● What is needed
Reproduce the records from their first line through the line that contains "y-tick-label: 10: [107, 306, 126, 324]", keeping every line unchanged.

-- START OF Task material --

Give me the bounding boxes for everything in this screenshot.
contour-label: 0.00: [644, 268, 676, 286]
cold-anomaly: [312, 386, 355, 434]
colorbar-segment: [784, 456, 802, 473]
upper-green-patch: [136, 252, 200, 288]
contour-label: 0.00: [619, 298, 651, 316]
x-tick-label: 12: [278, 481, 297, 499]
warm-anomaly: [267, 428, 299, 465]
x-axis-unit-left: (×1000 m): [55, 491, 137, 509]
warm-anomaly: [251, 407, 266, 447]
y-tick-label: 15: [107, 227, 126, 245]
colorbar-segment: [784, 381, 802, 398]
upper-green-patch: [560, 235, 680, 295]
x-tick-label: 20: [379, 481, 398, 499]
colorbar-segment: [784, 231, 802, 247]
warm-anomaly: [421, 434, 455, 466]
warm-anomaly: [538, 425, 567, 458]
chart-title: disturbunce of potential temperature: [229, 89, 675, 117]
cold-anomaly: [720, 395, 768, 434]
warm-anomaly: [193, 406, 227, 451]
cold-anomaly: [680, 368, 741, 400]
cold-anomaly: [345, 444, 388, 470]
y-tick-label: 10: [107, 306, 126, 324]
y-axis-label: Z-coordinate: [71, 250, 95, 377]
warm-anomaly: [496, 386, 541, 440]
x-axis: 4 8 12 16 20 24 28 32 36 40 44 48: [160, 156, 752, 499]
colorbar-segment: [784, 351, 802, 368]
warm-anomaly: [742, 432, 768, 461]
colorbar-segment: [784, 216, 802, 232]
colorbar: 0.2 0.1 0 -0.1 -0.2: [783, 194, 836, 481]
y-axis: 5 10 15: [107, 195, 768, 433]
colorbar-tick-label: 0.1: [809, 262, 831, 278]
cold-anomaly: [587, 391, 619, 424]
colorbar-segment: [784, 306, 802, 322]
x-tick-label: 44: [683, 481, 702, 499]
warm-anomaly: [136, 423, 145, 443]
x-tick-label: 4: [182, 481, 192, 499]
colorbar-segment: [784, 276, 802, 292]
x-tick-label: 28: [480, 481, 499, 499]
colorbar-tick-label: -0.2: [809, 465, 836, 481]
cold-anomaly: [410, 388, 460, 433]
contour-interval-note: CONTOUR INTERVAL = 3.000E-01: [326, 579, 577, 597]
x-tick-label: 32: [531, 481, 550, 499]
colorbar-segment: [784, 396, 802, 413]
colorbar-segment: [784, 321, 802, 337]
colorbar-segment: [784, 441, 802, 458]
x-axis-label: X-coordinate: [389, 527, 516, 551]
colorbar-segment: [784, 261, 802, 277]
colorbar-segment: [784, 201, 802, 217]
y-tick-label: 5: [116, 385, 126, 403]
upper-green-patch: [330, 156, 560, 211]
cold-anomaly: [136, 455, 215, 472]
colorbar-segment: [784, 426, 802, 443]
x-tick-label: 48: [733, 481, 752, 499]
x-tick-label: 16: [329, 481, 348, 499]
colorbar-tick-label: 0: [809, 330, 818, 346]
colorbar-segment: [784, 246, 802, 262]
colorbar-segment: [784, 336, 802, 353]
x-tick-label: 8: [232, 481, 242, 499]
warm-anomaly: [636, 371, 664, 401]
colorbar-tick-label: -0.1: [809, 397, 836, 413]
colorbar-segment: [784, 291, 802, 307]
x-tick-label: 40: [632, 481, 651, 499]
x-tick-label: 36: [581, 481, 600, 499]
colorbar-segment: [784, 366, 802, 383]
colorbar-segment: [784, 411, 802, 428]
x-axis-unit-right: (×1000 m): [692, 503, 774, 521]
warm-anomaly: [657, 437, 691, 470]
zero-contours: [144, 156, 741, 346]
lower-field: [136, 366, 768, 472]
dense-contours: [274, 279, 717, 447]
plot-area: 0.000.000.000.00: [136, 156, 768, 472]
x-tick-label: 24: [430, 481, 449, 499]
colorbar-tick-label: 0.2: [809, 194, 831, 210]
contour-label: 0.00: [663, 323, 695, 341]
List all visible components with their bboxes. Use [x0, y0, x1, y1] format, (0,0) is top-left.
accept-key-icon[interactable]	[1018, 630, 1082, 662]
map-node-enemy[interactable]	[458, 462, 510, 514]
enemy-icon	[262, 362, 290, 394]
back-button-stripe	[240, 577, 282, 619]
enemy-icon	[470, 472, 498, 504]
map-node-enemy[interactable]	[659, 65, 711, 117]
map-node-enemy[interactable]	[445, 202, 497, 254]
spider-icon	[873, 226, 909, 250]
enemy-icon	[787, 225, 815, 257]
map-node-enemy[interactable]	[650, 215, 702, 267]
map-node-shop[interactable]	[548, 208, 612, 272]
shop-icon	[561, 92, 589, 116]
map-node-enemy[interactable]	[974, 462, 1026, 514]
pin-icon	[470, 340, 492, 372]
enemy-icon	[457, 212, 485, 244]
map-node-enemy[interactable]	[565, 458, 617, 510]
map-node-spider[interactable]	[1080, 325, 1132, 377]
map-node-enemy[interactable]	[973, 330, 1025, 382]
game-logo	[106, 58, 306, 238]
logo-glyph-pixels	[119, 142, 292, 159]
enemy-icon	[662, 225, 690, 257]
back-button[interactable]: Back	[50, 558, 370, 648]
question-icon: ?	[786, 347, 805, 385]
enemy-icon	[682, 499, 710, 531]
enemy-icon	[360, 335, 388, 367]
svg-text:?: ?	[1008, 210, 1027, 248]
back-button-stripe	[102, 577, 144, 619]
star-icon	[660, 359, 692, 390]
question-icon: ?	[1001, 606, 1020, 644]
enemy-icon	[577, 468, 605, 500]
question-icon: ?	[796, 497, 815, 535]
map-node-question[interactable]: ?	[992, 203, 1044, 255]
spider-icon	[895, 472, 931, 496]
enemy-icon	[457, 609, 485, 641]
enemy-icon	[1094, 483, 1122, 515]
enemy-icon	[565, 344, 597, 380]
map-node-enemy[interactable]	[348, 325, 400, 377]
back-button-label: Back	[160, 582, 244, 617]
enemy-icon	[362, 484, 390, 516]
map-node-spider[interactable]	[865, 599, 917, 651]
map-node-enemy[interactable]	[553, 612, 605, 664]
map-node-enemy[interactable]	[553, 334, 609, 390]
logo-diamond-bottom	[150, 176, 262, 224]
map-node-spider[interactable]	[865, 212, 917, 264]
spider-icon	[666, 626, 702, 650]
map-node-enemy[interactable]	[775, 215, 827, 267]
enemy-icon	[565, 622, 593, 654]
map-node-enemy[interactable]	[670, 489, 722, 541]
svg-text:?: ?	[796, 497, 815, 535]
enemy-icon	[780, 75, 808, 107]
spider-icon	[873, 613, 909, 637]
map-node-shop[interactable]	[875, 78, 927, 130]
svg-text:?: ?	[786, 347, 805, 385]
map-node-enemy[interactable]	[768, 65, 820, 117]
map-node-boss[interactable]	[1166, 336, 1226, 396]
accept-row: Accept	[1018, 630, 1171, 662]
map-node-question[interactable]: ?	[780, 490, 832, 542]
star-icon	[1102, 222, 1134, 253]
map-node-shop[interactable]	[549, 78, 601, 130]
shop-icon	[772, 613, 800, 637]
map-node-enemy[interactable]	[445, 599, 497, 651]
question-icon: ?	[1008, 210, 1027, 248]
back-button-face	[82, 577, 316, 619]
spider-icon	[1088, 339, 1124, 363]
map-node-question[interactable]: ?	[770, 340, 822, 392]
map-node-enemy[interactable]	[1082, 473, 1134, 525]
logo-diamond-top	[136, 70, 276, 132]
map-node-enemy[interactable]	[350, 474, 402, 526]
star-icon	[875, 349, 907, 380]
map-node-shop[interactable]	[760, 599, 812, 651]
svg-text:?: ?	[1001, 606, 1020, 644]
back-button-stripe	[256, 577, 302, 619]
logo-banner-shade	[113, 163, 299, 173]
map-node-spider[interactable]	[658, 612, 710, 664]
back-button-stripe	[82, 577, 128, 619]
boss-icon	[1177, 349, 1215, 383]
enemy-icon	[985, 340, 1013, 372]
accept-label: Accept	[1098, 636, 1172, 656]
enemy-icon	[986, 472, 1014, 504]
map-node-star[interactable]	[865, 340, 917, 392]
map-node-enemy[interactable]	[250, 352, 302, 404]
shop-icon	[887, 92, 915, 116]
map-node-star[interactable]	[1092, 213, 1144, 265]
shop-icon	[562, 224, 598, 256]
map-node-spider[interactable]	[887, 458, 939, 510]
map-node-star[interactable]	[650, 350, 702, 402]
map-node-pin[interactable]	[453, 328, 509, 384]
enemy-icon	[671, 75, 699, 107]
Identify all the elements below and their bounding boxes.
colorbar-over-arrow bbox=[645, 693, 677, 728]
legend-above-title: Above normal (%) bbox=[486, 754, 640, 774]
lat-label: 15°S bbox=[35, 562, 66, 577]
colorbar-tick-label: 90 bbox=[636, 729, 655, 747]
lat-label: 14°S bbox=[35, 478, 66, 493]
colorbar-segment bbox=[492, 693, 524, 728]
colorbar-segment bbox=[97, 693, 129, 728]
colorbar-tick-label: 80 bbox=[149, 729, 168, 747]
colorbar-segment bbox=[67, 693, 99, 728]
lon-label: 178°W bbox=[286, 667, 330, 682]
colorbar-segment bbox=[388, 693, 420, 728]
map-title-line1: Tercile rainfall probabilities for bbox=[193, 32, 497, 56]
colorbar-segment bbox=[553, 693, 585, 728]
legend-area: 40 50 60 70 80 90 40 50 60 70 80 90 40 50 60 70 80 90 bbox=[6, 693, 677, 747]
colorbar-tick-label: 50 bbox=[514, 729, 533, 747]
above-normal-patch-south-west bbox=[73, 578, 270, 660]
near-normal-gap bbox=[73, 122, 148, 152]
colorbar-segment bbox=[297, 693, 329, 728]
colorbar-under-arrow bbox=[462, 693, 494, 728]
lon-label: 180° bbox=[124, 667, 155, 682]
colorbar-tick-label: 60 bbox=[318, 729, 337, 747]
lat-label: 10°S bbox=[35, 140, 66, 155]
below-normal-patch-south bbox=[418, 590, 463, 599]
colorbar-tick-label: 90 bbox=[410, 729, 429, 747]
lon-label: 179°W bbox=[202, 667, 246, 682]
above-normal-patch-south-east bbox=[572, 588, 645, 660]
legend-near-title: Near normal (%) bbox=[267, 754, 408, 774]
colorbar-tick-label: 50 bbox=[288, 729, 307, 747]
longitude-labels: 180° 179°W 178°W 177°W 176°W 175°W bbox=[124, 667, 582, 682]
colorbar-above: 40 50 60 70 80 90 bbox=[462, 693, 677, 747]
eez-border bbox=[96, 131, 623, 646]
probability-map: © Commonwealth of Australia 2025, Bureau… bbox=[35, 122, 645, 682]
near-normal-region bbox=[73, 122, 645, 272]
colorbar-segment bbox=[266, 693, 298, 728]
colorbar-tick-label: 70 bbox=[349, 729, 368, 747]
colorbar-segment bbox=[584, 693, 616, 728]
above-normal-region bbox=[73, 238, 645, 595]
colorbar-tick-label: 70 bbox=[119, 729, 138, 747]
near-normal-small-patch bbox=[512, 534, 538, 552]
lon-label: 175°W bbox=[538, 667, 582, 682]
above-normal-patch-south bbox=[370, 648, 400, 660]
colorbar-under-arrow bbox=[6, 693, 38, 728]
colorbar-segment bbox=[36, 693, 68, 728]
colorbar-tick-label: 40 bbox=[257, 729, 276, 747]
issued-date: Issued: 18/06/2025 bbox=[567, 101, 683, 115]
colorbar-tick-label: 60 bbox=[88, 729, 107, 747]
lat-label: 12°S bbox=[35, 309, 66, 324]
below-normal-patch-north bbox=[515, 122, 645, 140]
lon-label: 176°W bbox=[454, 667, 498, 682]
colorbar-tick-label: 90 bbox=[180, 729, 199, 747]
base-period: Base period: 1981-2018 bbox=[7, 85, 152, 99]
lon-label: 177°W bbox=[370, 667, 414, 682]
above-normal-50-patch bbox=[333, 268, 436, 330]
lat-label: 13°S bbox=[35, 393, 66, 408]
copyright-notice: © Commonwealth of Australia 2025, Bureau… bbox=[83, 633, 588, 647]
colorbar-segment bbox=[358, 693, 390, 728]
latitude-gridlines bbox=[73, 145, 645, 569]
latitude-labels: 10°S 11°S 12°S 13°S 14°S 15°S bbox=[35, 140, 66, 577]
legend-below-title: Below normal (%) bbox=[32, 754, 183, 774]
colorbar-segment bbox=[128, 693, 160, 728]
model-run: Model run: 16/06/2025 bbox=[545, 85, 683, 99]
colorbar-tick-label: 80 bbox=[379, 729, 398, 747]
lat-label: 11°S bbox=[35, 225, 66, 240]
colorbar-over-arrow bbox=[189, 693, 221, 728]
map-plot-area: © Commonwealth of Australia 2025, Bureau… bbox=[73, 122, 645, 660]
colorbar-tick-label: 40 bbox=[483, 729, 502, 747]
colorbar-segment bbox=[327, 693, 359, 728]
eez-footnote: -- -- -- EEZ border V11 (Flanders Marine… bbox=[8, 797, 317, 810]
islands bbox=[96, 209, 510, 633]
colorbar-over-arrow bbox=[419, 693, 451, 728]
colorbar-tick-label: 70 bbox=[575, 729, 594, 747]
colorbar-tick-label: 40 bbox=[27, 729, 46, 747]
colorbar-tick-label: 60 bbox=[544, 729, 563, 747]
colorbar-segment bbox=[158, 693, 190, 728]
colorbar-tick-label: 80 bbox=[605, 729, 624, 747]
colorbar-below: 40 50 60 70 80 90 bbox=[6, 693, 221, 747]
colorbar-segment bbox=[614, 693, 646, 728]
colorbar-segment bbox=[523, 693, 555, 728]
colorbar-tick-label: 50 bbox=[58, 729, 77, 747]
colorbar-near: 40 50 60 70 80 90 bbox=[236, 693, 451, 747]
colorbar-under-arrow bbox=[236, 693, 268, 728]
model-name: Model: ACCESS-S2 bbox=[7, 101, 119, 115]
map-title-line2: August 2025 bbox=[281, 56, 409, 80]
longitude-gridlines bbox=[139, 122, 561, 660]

-- END OF Task material --

● Problem solution
Give me the bounding boxes for everything in this screenshot.
contour-label: 0.00: [644, 268, 676, 286]
cold-anomaly: [312, 386, 355, 434]
colorbar-segment: [784, 456, 802, 473]
upper-green-patch: [136, 252, 200, 288]
contour-label: 0.00: [619, 298, 651, 316]
x-tick-label: 12: [278, 481, 297, 499]
warm-anomaly: [267, 428, 299, 465]
x-axis-unit-left: (×1000 m): [55, 491, 137, 509]
warm-anomaly: [251, 407, 266, 447]
y-tick-label: 15: [107, 227, 126, 245]
colorbar-segment: [784, 381, 802, 398]
upper-green-patch: [560, 235, 680, 295]
x-tick-label: 20: [379, 481, 398, 499]
colorbar-segment: [784, 231, 802, 247]
warm-anomaly: [421, 434, 455, 466]
warm-anomaly: [538, 425, 567, 458]
chart-title: disturbunce of potential temperature: [229, 89, 675, 117]
cold-anomaly: [720, 395, 768, 434]
warm-anomaly: [193, 406, 227, 451]
cold-anomaly: [680, 368, 741, 400]
cold-anomaly: [345, 444, 388, 470]
y-tick-label: 10: [107, 306, 126, 324]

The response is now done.